Input material:
■ ■ ■ ■

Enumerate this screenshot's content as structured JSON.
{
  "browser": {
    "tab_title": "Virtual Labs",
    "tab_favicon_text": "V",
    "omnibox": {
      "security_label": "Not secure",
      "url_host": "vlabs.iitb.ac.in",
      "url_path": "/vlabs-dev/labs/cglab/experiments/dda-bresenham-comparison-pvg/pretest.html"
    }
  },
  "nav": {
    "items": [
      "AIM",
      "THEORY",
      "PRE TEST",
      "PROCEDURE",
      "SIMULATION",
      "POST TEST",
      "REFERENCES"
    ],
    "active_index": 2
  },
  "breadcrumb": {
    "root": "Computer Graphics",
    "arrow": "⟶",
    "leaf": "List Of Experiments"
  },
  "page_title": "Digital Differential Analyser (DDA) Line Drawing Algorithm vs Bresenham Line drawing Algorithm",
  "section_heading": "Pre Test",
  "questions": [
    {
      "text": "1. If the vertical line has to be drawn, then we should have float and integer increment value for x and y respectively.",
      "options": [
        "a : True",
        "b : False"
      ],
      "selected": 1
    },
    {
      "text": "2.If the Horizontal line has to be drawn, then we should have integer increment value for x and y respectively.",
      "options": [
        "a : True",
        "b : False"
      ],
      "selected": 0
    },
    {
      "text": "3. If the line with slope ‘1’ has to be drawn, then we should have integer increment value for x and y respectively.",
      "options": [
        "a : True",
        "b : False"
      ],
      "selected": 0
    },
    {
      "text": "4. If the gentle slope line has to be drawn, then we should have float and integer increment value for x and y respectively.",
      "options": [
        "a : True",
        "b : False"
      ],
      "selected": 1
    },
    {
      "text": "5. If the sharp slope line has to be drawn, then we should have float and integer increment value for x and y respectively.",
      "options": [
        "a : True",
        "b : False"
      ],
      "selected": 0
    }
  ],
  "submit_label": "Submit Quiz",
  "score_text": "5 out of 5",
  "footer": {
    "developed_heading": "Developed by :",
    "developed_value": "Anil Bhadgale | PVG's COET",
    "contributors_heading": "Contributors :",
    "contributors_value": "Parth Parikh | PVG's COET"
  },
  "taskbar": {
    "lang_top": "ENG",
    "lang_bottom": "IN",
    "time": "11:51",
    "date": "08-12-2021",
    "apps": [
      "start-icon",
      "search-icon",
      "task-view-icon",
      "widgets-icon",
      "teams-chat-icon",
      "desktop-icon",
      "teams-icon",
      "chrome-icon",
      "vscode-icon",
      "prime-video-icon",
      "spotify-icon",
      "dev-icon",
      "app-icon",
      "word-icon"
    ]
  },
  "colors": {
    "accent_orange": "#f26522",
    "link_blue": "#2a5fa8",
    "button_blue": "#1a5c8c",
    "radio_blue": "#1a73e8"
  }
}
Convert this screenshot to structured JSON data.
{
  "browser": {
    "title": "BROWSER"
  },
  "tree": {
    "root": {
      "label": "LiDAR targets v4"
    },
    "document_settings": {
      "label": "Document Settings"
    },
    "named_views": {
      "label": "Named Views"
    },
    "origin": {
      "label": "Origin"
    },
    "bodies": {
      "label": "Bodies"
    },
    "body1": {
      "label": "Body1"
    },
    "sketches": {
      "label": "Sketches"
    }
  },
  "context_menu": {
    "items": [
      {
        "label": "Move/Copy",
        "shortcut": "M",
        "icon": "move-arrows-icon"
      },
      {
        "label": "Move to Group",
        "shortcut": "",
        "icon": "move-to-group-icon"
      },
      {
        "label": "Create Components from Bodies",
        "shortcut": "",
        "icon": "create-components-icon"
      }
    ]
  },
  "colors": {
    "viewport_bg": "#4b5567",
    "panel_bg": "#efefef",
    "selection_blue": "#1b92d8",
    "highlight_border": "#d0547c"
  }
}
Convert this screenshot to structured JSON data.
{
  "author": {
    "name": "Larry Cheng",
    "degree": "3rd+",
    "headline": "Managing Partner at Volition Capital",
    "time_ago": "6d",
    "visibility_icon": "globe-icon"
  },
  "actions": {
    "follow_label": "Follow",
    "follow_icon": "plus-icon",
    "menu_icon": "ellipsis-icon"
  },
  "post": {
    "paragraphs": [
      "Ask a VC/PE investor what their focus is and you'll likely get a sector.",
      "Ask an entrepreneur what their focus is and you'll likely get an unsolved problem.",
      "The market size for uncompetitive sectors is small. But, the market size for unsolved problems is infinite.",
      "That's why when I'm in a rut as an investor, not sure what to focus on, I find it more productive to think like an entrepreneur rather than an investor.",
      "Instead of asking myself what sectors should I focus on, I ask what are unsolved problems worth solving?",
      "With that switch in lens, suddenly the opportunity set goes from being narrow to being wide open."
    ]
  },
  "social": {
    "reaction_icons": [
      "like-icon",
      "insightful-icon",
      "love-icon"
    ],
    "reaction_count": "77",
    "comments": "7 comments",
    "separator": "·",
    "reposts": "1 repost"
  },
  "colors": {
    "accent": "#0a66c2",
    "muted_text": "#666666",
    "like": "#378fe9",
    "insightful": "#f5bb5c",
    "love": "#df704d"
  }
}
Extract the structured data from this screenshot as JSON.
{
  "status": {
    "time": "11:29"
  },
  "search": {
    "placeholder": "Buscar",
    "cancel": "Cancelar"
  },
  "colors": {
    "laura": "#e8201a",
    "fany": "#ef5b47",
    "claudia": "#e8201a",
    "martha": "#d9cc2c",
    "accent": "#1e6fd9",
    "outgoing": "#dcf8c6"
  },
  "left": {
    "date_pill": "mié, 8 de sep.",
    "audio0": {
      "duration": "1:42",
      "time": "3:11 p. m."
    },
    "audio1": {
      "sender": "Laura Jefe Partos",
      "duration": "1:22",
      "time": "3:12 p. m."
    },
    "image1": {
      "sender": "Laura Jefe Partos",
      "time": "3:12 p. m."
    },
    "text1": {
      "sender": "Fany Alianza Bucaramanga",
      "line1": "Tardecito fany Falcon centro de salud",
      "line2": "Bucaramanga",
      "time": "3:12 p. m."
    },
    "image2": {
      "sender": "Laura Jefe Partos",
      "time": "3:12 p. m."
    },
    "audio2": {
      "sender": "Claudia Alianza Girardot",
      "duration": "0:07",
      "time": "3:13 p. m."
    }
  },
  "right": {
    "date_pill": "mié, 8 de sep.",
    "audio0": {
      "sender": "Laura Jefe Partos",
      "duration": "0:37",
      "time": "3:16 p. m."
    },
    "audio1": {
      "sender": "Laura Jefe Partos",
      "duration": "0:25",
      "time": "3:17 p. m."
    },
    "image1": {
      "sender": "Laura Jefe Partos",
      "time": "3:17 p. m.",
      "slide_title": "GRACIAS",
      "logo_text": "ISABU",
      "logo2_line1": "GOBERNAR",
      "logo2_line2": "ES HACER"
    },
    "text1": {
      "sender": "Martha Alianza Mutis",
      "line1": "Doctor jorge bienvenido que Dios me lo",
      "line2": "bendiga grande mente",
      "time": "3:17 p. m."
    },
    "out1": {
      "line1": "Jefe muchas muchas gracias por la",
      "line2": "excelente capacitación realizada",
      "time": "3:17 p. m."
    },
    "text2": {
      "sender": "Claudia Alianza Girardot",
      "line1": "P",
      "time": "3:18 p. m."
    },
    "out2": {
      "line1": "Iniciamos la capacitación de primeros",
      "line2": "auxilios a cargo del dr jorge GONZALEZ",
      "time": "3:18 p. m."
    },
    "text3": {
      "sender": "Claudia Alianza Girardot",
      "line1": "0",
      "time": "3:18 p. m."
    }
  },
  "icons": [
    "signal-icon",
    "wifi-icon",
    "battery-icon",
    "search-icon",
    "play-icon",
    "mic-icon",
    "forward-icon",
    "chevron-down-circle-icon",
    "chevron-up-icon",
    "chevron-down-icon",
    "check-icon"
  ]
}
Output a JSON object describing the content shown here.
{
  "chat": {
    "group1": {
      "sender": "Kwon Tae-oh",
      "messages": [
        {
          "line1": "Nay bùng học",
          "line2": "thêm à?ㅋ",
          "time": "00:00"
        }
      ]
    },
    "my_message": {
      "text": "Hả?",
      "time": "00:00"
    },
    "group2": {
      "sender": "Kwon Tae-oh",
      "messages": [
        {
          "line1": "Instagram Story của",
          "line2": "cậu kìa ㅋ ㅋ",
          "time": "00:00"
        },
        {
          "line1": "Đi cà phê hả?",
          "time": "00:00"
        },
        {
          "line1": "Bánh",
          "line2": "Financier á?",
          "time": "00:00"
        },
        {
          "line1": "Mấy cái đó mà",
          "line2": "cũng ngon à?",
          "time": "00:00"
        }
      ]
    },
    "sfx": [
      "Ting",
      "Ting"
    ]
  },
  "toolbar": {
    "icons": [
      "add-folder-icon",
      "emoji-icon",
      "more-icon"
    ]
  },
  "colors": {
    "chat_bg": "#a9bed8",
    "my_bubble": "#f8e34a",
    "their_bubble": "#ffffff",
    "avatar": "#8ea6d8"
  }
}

■ ■ ■ ■

Set exercise: Extract all lines containing the word "have".

Exercise solution:
      "text": "1. If the vertical line has to be drawn, then we should have float and integer increment value for x and y respectively.",
      "text": "2.If the Horizontal line has to be drawn, then we should have integer increment value for x and y respectively.",
      "text": "3. If the line with slope ‘1’ has to be drawn, then we should have integer increment value for x and y respectively.",
      "text": "4. If the gentle slope line has to be drawn, then we should have float and integer increment value for x and y respectively.",
      "text": "5. If the sharp slope line has to be drawn, then we should have float and integer increment value for x and y respectively.",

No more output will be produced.